Records from a collection
Start

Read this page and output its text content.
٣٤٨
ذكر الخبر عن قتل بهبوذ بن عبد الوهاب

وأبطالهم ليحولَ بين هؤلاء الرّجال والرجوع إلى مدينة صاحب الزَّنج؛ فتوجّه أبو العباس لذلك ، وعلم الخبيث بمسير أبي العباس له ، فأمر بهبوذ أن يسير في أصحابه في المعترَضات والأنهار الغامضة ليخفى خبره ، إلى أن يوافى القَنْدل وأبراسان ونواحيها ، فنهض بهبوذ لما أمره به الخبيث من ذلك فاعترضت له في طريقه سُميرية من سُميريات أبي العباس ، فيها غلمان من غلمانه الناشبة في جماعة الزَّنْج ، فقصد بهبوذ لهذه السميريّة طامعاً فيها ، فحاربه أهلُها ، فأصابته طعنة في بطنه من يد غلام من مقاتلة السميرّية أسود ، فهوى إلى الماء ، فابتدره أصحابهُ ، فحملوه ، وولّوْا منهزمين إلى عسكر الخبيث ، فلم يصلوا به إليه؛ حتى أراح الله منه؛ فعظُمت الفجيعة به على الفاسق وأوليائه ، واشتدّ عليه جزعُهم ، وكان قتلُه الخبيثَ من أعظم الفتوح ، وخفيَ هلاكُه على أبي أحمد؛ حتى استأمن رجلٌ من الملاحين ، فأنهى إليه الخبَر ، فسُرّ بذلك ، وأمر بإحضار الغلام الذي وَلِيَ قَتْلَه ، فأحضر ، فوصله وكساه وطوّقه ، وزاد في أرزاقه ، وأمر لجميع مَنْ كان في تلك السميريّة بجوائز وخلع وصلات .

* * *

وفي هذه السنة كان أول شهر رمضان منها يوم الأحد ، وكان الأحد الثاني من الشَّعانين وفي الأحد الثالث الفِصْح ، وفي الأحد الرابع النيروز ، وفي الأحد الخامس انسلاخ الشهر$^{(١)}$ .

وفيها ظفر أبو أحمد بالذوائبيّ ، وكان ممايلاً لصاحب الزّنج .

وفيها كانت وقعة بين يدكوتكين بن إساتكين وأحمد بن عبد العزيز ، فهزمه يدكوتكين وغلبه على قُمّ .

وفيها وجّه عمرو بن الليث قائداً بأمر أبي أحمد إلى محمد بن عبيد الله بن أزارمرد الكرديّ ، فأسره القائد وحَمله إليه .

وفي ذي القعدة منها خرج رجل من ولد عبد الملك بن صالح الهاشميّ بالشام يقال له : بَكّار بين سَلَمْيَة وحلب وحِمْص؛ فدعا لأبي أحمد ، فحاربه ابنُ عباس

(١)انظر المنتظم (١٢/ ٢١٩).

End

### [Exercise objective]
Identify each line in the records above that contains the word "منها", and copy it out in full.

### [Output below]
وفي هذه السنة كان أول شهر رمضان منها يوم الأحد ، وكان الأحد الثاني من الشَّعانين وفي الأحد الثالث الفِصْح ، وفي الأحد الرابع النيروز ، وفي الأحد الخامس انسلاخ الشهر$^{(١)}$ .
وفي ذي القعدة منها خرج رجل من ولد عبد الملك بن صالح الهاشميّ بالشام يقال له : بَكّار بين سَلَمْيَة وحلب وحِمْص؛ فدعا لأبي أحمد ، فحاربه ابنُ عباس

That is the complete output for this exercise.